# Exercise directions
Look through the lines and report how many include the word "Главный", giving nothing but the number.

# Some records
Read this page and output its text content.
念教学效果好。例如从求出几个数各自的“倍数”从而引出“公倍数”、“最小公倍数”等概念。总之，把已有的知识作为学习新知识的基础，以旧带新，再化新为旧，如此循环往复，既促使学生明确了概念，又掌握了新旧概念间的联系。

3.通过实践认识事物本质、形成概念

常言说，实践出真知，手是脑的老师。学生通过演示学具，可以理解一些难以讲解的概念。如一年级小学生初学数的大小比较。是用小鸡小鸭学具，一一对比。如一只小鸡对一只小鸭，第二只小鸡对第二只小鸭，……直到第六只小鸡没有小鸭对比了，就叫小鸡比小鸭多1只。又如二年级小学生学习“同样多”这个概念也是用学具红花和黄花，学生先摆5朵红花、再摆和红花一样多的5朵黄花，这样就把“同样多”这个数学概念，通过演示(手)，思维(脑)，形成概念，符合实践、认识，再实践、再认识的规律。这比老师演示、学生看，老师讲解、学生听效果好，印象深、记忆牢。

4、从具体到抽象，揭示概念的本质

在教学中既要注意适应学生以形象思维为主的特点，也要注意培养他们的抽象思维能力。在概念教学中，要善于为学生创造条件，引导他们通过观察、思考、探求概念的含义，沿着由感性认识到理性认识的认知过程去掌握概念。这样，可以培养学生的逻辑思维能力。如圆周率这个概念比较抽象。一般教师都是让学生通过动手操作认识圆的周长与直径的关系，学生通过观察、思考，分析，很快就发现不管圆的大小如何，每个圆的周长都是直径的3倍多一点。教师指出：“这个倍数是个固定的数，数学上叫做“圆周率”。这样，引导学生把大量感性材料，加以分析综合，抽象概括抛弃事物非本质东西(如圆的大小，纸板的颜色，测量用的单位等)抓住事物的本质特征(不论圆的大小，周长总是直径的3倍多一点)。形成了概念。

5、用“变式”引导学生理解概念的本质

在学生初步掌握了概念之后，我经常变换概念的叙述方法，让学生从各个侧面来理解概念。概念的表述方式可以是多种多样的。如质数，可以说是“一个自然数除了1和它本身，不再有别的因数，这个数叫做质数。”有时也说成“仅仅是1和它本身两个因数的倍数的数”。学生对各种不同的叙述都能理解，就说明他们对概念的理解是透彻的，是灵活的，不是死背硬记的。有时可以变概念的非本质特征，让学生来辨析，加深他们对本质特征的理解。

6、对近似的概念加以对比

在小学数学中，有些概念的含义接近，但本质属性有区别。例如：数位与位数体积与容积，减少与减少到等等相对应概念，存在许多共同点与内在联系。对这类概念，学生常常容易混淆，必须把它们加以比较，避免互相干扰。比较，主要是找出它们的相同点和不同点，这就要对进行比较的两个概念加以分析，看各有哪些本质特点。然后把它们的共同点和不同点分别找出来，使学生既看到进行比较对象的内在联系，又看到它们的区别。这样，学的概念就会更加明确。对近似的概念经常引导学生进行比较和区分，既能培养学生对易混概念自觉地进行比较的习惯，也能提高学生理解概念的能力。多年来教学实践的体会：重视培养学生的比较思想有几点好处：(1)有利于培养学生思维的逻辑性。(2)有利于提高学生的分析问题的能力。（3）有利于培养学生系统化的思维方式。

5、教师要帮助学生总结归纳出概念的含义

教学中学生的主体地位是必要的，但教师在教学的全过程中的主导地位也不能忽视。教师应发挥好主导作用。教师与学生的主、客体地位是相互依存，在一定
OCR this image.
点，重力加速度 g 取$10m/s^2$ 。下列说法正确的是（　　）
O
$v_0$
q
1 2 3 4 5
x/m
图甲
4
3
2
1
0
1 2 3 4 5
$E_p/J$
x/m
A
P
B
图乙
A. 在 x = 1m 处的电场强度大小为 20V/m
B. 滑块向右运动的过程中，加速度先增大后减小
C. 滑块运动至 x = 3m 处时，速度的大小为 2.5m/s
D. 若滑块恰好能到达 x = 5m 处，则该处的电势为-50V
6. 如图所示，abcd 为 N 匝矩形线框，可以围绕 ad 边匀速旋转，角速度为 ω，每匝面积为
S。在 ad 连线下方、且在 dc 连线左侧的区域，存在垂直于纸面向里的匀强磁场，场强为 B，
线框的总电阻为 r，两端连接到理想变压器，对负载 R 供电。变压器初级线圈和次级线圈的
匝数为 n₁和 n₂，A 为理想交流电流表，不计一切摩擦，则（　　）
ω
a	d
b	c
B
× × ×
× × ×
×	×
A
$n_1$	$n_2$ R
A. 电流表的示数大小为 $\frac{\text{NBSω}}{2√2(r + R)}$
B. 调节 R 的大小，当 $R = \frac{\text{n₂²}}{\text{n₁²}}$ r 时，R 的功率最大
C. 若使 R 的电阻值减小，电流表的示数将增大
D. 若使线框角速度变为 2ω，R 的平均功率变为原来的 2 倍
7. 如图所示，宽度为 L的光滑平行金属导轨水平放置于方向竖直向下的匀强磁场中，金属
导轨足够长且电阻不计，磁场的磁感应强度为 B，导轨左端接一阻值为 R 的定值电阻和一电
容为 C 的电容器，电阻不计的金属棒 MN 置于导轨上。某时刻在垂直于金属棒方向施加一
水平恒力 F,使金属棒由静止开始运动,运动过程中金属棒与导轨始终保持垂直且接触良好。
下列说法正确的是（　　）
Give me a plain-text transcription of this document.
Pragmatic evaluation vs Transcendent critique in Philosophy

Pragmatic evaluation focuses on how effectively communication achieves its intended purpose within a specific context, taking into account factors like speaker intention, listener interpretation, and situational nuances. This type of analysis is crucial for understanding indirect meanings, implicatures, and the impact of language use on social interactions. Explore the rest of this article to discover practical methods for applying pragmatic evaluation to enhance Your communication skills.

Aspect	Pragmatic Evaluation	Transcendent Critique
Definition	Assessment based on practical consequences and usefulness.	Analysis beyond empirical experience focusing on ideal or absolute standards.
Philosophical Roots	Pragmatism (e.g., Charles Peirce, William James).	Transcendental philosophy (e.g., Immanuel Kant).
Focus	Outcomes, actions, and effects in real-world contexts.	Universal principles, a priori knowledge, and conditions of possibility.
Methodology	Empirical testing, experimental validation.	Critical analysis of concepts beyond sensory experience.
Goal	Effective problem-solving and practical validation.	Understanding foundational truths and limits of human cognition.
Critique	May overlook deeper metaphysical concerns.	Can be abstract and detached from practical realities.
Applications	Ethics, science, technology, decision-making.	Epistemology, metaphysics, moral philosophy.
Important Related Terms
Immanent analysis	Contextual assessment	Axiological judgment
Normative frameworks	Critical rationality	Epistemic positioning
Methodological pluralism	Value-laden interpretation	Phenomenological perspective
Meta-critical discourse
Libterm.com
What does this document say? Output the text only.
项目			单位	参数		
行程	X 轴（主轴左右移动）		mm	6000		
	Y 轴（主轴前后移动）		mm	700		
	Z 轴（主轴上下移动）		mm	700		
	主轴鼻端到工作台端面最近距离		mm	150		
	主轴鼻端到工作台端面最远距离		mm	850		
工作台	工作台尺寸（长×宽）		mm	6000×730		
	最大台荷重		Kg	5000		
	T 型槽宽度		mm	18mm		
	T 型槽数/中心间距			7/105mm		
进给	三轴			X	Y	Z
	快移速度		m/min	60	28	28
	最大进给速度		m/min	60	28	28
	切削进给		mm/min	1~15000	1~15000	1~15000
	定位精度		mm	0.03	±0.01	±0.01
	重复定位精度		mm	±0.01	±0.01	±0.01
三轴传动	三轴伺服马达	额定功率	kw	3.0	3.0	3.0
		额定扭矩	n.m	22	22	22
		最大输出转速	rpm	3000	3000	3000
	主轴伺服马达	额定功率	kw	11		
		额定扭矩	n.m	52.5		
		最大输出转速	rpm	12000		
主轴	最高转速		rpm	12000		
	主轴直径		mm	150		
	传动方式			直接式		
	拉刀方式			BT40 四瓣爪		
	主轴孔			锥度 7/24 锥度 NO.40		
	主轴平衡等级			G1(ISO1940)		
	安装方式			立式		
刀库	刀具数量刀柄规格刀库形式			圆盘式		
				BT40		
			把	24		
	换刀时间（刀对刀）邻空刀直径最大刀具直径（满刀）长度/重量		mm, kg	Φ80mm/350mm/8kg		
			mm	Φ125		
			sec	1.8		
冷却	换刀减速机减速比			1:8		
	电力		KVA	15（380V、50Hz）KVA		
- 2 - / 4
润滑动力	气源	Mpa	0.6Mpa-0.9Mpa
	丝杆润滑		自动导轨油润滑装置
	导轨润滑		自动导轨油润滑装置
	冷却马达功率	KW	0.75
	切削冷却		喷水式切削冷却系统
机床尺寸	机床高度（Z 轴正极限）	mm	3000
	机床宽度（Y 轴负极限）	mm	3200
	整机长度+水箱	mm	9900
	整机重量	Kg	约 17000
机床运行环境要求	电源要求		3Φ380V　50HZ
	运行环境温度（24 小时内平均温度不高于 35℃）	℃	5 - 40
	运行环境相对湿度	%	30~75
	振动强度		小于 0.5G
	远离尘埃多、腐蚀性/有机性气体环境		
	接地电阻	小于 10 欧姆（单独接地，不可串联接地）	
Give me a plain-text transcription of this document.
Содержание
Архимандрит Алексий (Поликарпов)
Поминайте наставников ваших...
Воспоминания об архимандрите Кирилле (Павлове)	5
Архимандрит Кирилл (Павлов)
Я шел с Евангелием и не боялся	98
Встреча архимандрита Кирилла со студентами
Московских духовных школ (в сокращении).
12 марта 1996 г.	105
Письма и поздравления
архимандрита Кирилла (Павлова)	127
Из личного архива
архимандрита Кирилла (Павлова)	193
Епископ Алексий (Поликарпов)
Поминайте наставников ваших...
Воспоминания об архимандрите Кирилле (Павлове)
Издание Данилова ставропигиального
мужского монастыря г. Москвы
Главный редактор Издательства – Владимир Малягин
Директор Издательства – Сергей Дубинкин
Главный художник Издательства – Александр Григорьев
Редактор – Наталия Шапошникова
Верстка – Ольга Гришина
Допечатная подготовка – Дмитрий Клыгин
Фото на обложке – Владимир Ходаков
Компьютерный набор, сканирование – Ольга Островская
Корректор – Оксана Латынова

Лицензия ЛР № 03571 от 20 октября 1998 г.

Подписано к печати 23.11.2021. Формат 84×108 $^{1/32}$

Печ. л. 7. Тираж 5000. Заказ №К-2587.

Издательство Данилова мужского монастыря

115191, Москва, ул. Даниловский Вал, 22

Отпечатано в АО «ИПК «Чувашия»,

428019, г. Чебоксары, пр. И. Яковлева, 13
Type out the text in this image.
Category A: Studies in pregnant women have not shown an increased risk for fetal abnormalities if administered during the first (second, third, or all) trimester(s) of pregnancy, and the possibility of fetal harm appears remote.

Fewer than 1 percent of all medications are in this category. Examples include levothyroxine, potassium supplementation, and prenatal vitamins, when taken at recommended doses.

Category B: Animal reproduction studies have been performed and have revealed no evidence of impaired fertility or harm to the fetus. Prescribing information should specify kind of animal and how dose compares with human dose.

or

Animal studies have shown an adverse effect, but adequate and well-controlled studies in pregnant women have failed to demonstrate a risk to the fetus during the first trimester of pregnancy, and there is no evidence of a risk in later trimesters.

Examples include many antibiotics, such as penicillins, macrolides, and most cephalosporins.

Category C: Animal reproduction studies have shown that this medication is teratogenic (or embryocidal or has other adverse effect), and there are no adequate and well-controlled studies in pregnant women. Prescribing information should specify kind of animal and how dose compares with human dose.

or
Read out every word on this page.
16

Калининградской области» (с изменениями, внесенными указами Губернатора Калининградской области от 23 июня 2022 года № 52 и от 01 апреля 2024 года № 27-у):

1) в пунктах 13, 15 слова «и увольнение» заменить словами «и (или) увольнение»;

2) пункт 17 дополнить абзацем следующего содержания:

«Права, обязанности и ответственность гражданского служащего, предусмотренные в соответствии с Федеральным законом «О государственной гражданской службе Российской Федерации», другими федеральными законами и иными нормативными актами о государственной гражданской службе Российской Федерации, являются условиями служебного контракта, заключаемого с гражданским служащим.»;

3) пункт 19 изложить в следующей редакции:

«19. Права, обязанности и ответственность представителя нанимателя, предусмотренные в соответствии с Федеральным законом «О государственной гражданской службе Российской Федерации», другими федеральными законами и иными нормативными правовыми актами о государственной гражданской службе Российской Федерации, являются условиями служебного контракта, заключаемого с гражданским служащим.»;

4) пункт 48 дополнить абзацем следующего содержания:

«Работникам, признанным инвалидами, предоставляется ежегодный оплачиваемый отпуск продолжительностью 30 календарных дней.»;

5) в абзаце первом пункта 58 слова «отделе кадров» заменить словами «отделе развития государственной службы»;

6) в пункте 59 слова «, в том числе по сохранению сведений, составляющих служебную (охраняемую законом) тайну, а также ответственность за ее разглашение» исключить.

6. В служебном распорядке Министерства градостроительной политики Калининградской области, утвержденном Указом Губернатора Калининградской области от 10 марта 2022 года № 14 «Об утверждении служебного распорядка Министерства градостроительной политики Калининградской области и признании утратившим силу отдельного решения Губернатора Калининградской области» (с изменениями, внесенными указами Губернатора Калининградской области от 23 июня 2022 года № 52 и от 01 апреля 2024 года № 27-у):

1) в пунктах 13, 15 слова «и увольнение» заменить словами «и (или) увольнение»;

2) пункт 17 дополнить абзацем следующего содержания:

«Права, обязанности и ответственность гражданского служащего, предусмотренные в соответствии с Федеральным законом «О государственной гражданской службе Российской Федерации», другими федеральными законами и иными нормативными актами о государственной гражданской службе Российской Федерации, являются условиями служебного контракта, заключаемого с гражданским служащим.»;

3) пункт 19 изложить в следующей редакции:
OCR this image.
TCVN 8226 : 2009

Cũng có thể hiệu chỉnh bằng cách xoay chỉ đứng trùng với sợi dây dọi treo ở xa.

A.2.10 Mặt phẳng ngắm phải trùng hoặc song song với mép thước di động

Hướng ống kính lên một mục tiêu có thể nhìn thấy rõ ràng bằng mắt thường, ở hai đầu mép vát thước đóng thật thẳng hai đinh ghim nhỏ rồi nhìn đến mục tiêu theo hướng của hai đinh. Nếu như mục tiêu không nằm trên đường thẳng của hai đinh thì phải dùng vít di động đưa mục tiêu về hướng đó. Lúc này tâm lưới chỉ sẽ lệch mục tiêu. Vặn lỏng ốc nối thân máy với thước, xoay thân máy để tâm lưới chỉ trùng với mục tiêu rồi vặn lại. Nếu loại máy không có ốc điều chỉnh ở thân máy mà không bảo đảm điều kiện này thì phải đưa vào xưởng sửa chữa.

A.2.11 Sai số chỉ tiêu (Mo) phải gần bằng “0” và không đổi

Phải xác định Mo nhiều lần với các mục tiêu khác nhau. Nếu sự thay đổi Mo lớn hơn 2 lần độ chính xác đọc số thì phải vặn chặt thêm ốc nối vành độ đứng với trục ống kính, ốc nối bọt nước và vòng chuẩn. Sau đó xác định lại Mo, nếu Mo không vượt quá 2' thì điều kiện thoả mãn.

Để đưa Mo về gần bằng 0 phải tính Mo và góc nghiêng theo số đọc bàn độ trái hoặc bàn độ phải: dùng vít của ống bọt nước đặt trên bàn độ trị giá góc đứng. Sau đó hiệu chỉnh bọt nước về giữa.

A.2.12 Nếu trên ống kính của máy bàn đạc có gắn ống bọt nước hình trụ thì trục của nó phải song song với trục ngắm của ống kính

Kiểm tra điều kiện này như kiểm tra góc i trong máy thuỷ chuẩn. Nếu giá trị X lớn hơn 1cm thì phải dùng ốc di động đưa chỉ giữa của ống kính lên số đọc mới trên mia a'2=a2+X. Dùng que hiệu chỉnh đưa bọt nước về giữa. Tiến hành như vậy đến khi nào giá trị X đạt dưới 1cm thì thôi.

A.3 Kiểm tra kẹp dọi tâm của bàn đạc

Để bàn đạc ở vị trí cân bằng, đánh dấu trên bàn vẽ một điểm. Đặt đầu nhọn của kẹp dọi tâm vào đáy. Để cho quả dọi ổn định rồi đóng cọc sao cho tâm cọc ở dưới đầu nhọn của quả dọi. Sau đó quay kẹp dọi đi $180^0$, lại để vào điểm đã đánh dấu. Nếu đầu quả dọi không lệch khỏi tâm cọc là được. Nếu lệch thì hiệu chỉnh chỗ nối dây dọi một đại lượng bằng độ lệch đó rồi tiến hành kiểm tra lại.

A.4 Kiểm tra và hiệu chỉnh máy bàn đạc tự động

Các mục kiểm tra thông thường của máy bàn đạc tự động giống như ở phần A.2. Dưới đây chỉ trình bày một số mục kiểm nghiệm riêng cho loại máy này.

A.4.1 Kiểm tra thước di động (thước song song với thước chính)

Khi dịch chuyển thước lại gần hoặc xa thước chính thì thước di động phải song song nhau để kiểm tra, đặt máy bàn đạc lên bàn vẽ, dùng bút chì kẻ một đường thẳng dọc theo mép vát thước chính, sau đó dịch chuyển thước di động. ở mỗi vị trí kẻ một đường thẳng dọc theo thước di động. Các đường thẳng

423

# Task solution
2